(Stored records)
● ● ● ● ● ● ●

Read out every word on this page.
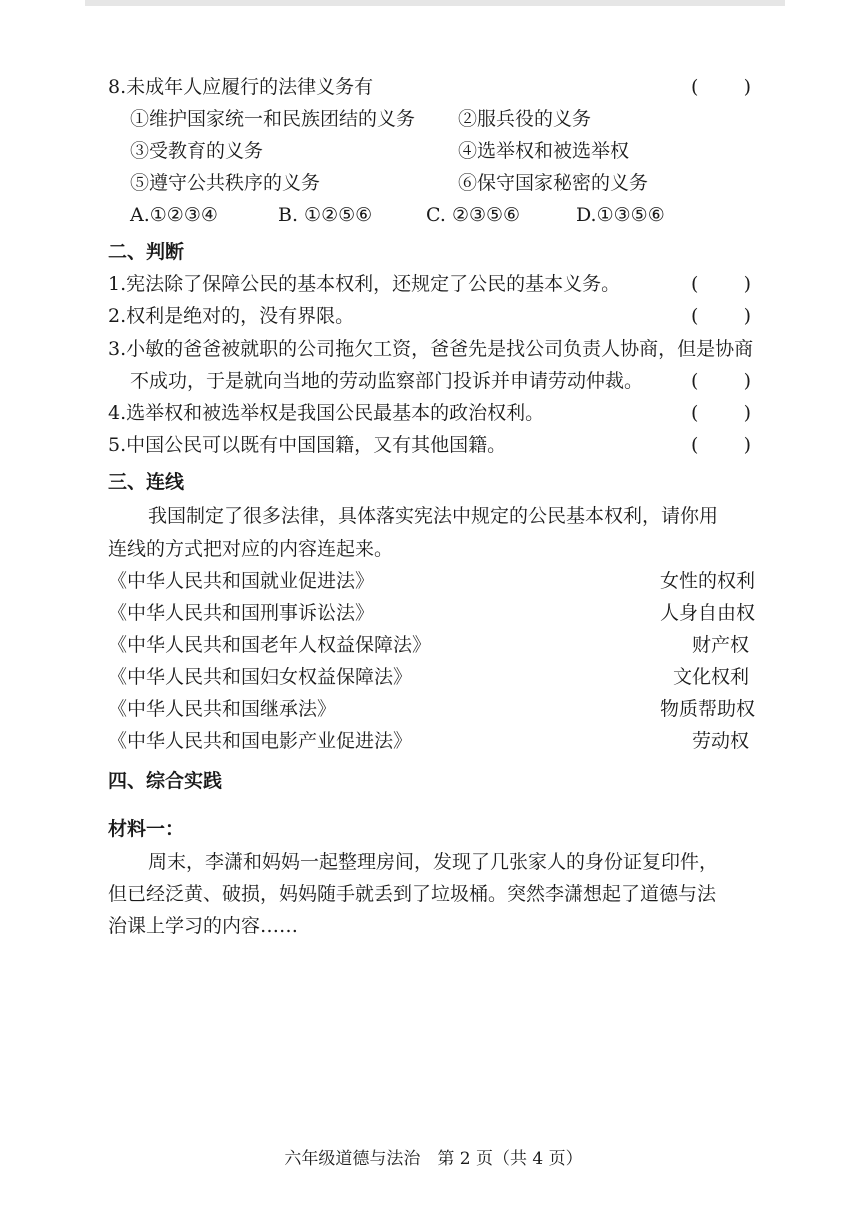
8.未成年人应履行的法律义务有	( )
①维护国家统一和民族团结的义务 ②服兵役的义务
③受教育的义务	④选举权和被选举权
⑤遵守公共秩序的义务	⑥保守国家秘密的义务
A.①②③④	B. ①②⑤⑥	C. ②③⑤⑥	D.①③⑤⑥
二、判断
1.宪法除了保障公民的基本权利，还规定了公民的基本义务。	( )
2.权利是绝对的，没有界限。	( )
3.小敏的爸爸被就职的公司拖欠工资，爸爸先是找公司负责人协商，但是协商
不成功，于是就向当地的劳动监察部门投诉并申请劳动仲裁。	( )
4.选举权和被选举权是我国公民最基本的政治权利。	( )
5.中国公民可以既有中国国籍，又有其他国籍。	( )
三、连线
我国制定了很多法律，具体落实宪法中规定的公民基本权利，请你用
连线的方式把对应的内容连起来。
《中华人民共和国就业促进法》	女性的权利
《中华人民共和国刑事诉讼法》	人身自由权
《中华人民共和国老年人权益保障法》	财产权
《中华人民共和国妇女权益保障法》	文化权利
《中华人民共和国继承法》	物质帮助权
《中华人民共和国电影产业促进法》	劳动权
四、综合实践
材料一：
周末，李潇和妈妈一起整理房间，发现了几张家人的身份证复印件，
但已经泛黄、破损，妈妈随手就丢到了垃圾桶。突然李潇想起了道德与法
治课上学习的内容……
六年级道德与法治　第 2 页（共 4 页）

● ● ● ● ● ● ●

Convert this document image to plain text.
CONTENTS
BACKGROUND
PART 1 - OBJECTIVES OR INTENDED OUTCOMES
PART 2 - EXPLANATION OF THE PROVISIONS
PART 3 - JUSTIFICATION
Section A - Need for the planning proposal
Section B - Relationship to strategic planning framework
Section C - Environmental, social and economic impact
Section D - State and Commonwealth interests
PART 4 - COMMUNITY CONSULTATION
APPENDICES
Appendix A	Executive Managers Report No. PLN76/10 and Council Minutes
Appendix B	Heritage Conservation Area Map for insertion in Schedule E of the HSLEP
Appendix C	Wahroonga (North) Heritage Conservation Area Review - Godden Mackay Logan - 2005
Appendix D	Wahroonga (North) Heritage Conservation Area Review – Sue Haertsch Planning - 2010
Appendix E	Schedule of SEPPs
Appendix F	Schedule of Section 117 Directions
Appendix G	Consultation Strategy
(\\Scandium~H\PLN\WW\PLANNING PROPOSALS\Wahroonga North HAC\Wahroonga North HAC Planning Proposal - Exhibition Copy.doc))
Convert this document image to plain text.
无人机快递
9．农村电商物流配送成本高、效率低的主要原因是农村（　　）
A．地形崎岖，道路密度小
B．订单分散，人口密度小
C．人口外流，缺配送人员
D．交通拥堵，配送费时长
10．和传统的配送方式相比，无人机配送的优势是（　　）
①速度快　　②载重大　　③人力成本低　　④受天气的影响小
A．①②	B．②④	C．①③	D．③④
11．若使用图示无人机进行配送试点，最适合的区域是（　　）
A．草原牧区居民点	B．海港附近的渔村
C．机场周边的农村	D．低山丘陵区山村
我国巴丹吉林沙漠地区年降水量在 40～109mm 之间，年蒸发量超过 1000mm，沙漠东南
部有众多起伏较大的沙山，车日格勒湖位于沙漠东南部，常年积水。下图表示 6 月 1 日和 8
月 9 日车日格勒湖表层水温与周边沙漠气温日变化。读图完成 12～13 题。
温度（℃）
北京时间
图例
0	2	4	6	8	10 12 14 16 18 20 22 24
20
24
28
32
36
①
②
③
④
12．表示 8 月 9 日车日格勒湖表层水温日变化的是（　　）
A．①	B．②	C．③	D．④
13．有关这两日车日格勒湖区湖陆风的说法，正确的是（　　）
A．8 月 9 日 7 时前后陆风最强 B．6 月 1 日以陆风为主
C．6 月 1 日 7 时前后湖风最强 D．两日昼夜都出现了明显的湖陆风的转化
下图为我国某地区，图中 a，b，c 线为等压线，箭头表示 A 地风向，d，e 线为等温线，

● ● ● ● ● ● ●

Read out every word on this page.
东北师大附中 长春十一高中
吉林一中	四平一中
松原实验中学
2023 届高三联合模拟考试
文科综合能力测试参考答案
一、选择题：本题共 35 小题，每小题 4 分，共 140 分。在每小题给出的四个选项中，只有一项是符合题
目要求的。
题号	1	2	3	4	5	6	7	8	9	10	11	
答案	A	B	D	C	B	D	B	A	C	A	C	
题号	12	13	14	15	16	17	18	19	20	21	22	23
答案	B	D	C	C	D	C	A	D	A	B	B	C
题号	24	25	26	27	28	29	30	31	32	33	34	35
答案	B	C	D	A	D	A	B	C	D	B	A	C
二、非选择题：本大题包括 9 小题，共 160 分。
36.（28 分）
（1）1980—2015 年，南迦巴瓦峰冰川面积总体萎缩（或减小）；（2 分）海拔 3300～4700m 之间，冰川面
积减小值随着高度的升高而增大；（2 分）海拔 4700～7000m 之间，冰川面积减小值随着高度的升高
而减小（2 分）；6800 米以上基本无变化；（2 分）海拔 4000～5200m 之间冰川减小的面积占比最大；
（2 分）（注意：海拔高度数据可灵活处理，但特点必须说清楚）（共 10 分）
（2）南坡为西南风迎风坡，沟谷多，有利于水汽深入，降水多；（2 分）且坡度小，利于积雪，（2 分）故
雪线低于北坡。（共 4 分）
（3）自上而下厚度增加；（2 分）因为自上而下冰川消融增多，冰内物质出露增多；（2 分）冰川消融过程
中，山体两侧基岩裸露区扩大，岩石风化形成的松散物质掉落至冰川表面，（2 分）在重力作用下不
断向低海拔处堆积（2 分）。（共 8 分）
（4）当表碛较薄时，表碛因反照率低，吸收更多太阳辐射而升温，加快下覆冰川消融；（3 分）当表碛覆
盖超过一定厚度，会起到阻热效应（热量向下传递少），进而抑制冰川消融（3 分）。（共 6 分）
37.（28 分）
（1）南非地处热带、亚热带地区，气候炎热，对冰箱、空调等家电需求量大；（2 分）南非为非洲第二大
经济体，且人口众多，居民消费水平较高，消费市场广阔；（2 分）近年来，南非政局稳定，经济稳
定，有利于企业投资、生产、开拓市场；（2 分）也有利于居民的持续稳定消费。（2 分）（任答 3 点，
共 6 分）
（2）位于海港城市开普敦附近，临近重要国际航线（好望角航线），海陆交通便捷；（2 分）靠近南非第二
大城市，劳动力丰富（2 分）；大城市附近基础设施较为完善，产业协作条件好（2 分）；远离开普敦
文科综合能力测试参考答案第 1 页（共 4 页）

● ● ● ● ● ● ●

* Directions for this task
Looking back at the lines above, state how many contain the word "Heritage", and supply nothing besides the number.

* Solution
3